* _Requirements_
Gather all lines containing the string "ylabel" and copy them out.

* _Record excerpts_
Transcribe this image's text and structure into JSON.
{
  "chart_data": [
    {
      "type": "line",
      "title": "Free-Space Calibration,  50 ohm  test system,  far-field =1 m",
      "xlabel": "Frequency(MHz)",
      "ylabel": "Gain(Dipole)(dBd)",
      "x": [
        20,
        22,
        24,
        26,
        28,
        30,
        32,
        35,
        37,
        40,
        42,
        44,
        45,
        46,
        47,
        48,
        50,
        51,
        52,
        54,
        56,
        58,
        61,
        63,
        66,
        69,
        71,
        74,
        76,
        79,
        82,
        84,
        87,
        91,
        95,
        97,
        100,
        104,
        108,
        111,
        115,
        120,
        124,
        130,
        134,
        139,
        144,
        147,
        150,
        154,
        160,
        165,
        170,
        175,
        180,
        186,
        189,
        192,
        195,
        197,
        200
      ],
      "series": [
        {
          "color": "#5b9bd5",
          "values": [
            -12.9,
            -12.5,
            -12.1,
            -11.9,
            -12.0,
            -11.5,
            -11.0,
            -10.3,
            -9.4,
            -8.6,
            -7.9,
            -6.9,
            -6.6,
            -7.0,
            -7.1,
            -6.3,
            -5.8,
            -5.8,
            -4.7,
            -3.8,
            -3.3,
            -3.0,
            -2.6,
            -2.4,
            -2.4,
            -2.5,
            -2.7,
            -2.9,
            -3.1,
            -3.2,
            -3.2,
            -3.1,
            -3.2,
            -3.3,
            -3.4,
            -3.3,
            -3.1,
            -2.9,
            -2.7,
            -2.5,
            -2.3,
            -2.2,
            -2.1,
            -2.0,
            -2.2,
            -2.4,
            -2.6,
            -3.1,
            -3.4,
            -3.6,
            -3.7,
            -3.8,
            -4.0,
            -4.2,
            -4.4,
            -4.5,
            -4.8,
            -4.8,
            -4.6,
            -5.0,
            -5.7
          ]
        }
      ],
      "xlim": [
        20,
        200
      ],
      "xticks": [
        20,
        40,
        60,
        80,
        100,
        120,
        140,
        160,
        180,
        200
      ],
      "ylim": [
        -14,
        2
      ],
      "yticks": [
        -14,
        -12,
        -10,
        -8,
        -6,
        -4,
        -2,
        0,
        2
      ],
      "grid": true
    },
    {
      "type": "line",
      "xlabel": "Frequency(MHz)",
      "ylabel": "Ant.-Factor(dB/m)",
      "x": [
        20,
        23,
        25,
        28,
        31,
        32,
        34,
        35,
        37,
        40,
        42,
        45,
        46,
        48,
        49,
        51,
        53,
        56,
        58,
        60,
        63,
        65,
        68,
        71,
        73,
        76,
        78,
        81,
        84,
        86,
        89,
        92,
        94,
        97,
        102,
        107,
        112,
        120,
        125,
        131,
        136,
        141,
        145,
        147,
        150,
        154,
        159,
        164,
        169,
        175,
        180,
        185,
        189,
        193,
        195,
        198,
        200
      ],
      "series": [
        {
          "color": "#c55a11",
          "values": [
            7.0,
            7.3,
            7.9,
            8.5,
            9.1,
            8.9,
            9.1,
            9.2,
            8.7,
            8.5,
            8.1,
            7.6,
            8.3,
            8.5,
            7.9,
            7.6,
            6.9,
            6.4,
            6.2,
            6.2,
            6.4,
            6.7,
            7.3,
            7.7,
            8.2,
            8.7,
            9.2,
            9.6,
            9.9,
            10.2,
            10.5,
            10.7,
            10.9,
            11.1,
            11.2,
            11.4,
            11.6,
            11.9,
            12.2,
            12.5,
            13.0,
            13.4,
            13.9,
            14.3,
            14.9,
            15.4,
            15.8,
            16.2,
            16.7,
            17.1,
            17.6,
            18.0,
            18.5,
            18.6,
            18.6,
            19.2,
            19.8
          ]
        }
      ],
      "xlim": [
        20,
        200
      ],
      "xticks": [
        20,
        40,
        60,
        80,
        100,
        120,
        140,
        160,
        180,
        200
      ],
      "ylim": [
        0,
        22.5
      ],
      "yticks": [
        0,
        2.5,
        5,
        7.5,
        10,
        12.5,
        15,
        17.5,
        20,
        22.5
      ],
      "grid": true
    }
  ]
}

* _Finished exercise_
      "ylabel": "Gain(Dipole)(dBd)",
      "ylabel": "Ant.-Factor(dB/m)",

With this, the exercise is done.